### Problem requirements
Skip all pictures, then print the remaining material exactly.
◆ ◆ ◆ ◆ ◆ ◆ ◆
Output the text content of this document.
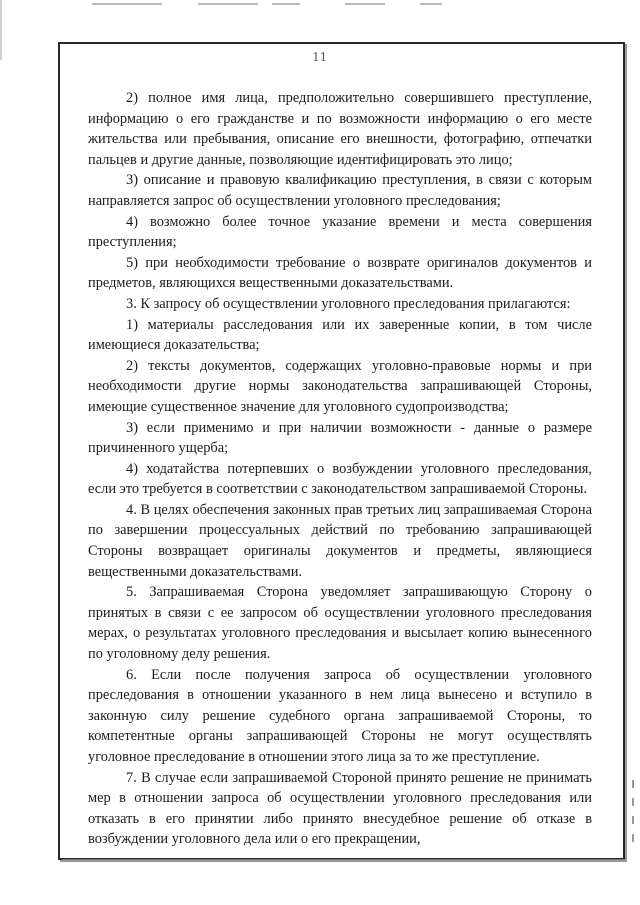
11

2) полное имя лица, предположительно совершившего преступление, информацию о его гражданстве и по возможности информацию о его месте жительства или пребывания, описание его внешности, фотографию, отпечатки пальцев и другие данные, позволяющие идентифицировать это лицо;

3) описание и правовую квалификацию преступления, в связи с которым направляется запрос об осуществлении уголовного преследования;

4) возможно более точное указание времени и места совершения преступления;

5) при необходимости требование о возврате оригиналов документов и предметов, являющихся вещественными доказательствами.

3. К запросу об осуществлении уголовного преследования прилагаются:

1) материалы расследования или их заверенные копии, в том числе имеющиеся доказательства;

2) тексты документов, содержащих уголовно-правовые нормы и при необходимости другие нормы законодательства запрашивающей Стороны, имеющие существенное значение для уголовного судопроизводства;

3) если применимо и при наличии возможности - данные о размере причиненного ущерба;

4) ходатайства потерпевших о возбуждении уголовного преследования, если это требуется в соответствии с законодательством запрашиваемой Стороны.

4. В целях обеспечения законных прав третьих лиц запрашиваемая Сторона по завершении процессуальных действий по требованию запрашивающей Стороны возвращает оригиналы документов и предметы, являющиеся вещественными доказательствами.

5. Запрашиваемая Сторона уведомляет запрашивающую Сторону о принятых в связи с ее запросом об осуществлении уголовного преследования мерах, о результатах уголовного преследования и высылает копию вынесенного по уголовному делу решения.

6. Если после получения запроса об осуществлении уголовного преследования в отношении указанного в нем лица вынесено и вступило в законную силу решение судебного органа запрашиваемой Стороны, то компетентные органы запрашивающей Стороны не могут осуществлять уголовное преследование в отношении этого лица за то же преступление.

7. В случае если запрашиваемой Стороной принято решение не принимать мер в отношении запроса об осуществлении уголовного преследования или отказать в его принятии либо принято внесудебное решение об отказе в возбуждении уголовного дела или о его прекращении,
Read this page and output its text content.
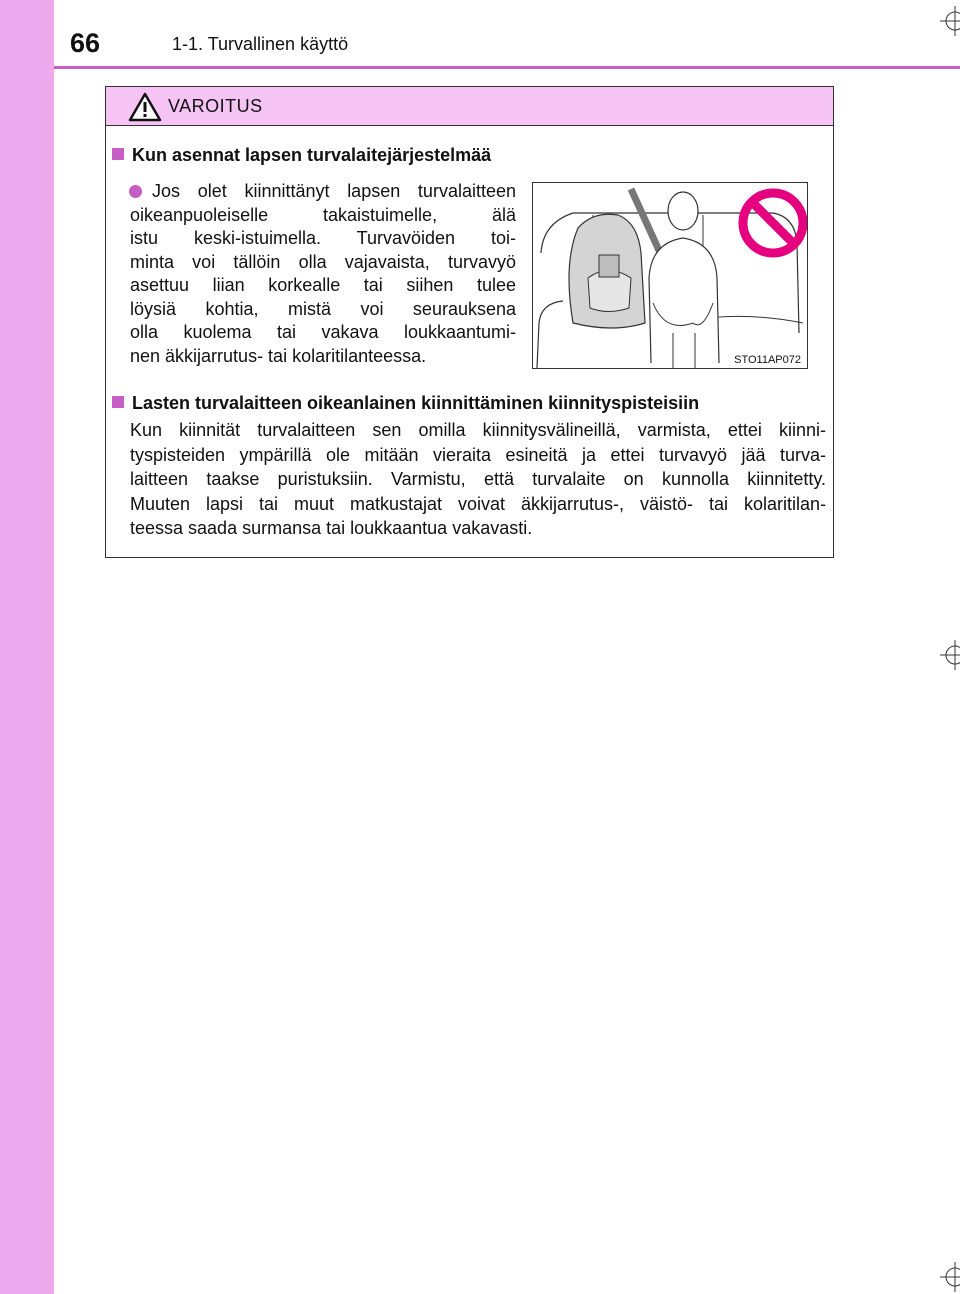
66	1-1. Turvallinen käyttö
VAROITUS
Kun asennat lapsen turvalaitejärjestelmää
Jos olet kiinnittänyt lapsen turvalaitteen
oikeanpuoleiselle takaistuimelle, älä
istu keski-istuimella. Turvavöiden toi-
minta voi tällöin olla vajavaista, turvavyö
asettuu liian korkealle tai siihen tulee
löysiä kohtia, mistä voi seurauksena
olla kuolema tai vakava loukkaantumi-
nen äkkijarrutus- tai kolaritilanteessa.	STO11AP072
Lasten turvalaitteen oikeanlainen kiinnittäminen kiinnityspisteisiin
Kun kiinnität turvalaitteen sen omilla kiinnitysvälineillä, varmista, ettei kiinni-
tyspisteiden ympärillä ole mitään vieraita esineitä ja ettei turvavyö jää turva-
laitteen taakse puristuksiin. Varmistu, että turvalaite on kunnolla kiinnitetty.
Muuten lapsi tai muut matkustajat voivat äkkijarrutus-, väistö- tai kolaritilan-
teessa saada surmansa tai loukkaantua vakavasti.
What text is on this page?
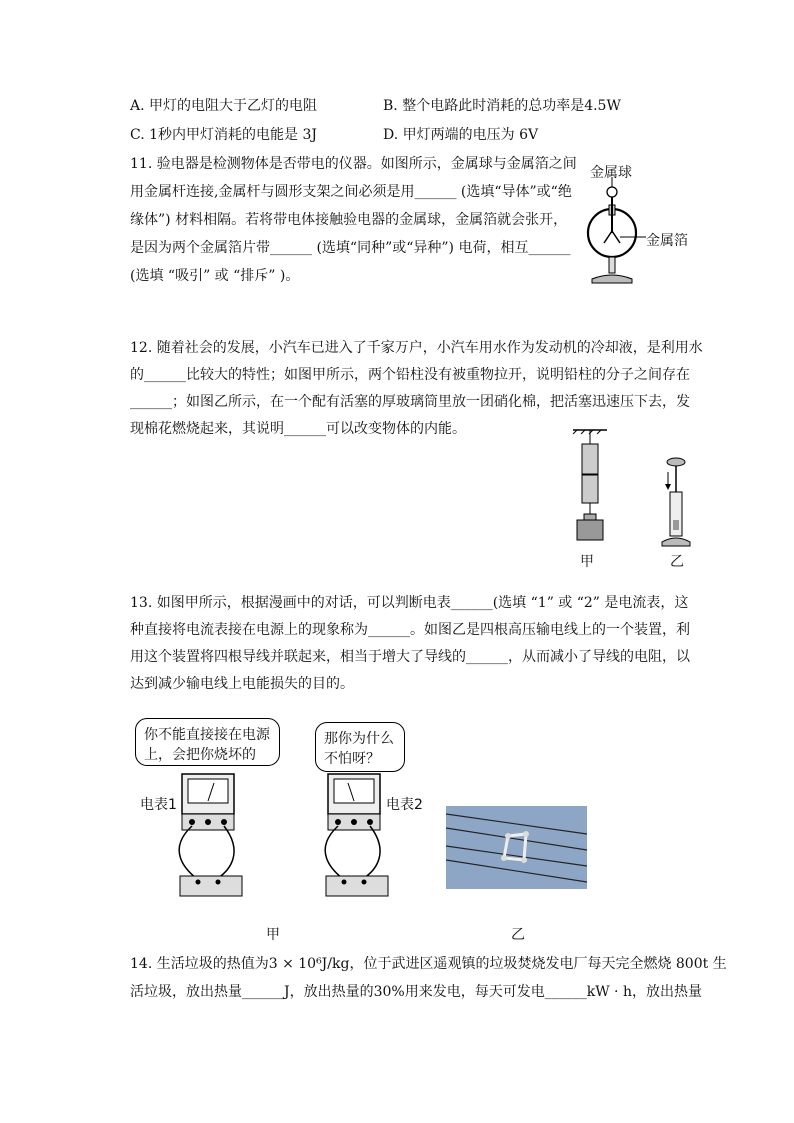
A. 甲灯的电阻大于乙灯的电阻	B. 整个电路此时消耗的总功率是4.5W
C. 1秒内甲灯消耗的电能是 3J	D. 甲灯两端的电压为 6V
11. 验电器是检测物体是否带电的仪器。如图所示，金属球与金属箔之间
用金属杆连接,金属杆与圆形支架之间必须是用______ (选填“导体”或“绝
缘体”) 材料相隔。若将带电体接触验电器的金属球，金属箔就会张开，
是因为两个金属箔片带______ (选填“同种”或“异种”) 电荷，相互______
(选填 “吸引” 或 “排斥” )。
金属球
金属箔
12. 随着社会的发展，小汽车已进入了千家万户，小汽车用水作为发动机的冷却液，是利用水
的______比较大的特性；如图甲所示，两个铅柱没有被重物拉开，说明铅柱的分子之间存在
______；如图乙所示，在一个配有活塞的厚玻璃筒里放一团硝化棉，把活塞迅速压下去，发
现棉花燃烧起来，其说明______可以改变物体的内能。
甲	乙
13. 如图甲所示，根据漫画中的对话，可以判断电表______(选填 “1” 或 “2” 是电流表，这
种直接将电流表接在电源上的现象称为______。如图乙是四根高压输电线上的一个装置，利
用这个装置将四根导线并联起来，相当于增大了导线的______，从而减小了导线的电阻，以
达到减少输电线上电能损失的目的。
你不能直接接在电源
上，会把你烧坏的
那你为什么
不怕呀？
电表1	电表2
甲	乙
14. 生活垃圾的热值为3 × 10⁶J/kg，位于武进区遥观镇的垃圾焚烧发电厂每天完全燃烧 800t 生
活垃圾，放出热量______J，放出热量的30%用来发电，每天可发电______kW · h，放出热量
◆ ◆ ◆ ◆ ◆ ◆ ◆
### Full answer
Output the text content of this document.
11

2) полное имя лица, предположительно совершившего преступление, информацию о его гражданстве и по возможности информацию о его месте жительства или пребывания, описание его внешности, фотографию, отпечатки пальцев и другие данные, позволяющие идентифицировать это лицо;

3) описание и правовую квалификацию преступления, в связи с которым направляется запрос об осуществлении уголовного преследования;

4) возможно более точное указание времени и места совершения преступления;

5) при необходимости требование о возврате оригиналов документов и предметов, являющихся вещественными доказательствами.

3. К запросу об осуществлении уголовного преследования прилагаются:

1) материалы расследования или их заверенные копии, в том числе имеющиеся доказательства;

2) тексты документов, содержащих уголовно-правовые нормы и при необходимости другие нормы законодательства запрашивающей Стороны, имеющие существенное значение для уголовного судопроизводства;

3) если применимо и при наличии возможности - данные о размере причиненного ущерба;

4) ходатайства потерпевших о возбуждении уголовного преследования, если это требуется в соответствии с законодательством запрашиваемой Стороны.

4. В целях обеспечения законных прав третьих лиц запрашиваемая Сторона по завершении процессуальных действий по требованию запрашивающей Стороны возвращает оригиналы документов и предметы, являющиеся вещественными доказательствами.

5. Запрашиваемая Сторона уведомляет запрашивающую Сторону о принятых в связи с ее запросом об осуществлении уголовного преследования мерах, о результатах уголовного преследования и высылает копию вынесенного по уголовному делу решения.

6. Если после получения запроса об осуществлении уголовного преследования в отношении указанного в нем лица вынесено и вступило в законную силу решение судебного органа запрашиваемой Стороны, то компетентные органы запрашивающей Стороны не могут осуществлять уголовное преследование в отношении этого лица за то же преступление.

7. В случае если запрашиваемой Стороной принято решение не принимать мер в отношении запроса об осуществлении уголовного преследования или отказать в его принятии либо принято внесудебное решение об отказе в возбуждении уголовного дела или о его прекращении,
Read this page and output its text content.
66	1-1. Turvallinen käyttö
VAROITUS
Kun asennat lapsen turvalaitejärjestelmää
Jos olet kiinnittänyt lapsen turvalaitteen
oikeanpuoleiselle takaistuimelle, älä
istu keski-istuimella. Turvavöiden toi-
minta voi tällöin olla vajavaista, turvavyö
asettuu liian korkealle tai siihen tulee
löysiä kohtia, mistä voi seurauksena
olla kuolema tai vakava loukkaantumi-
nen äkkijarrutus- tai kolaritilanteessa.	STO11AP072
Lasten turvalaitteen oikeanlainen kiinnittäminen kiinnityspisteisiin
Kun kiinnität turvalaitteen sen omilla kiinnitysvälineillä, varmista, ettei kiinni-
tyspisteiden ympärillä ole mitään vieraita esineitä ja ettei turvavyö jää turva-
laitteen taakse puristuksiin. Varmistu, että turvalaite on kunnolla kiinnitetty.
Muuten lapsi tai muut matkustajat voivat äkkijarrutus-, väistö- tai kolaritilan-
teessa saada surmansa tai loukkaantua vakavasti.
What text is on this page?
A. 甲灯的电阻大于乙灯的电阻	B. 整个电路此时消耗的总功率是4.5W
C. 1秒内甲灯消耗的电能是 3J	D. 甲灯两端的电压为 6V
11. 验电器是检测物体是否带电的仪器。如图所示，金属球与金属箔之间
用金属杆连接,金属杆与圆形支架之间必须是用______ (选填“导体”或“绝
缘体”) 材料相隔。若将带电体接触验电器的金属球，金属箔就会张开，
是因为两个金属箔片带______ (选填“同种”或“异种”) 电荷，相互______
(选填 “吸引” 或 “排斥” )。
金属球
金属箔
12. 随着社会的发展，小汽车已进入了千家万户，小汽车用水作为发动机的冷却液，是利用水
的______比较大的特性；如图甲所示，两个铅柱没有被重物拉开，说明铅柱的分子之间存在
______；如图乙所示，在一个配有活塞的厚玻璃筒里放一团硝化棉，把活塞迅速压下去，发
现棉花燃烧起来，其说明______可以改变物体的内能。
甲	乙
13. 如图甲所示，根据漫画中的对话，可以判断电表______(选填 “1” 或 “2” 是电流表，这
种直接将电流表接在电源上的现象称为______。如图乙是四根高压输电线上的一个装置，利
用这个装置将四根导线并联起来，相当于增大了导线的______，从而减小了导线的电阻，以
达到减少输电线上电能损失的目的。
你不能直接接在电源
上，会把你烧坏的
那你为什么
不怕呀？
电表1	电表2
甲	乙
14. 生活垃圾的热值为3 × 10⁶J/kg，位于武进区遥观镇的垃圾焚烧发电厂每天完全燃烧 800t 生
活垃圾，放出热量______J，放出热量的30%用来发电，每天可发电______kW · h，放出热量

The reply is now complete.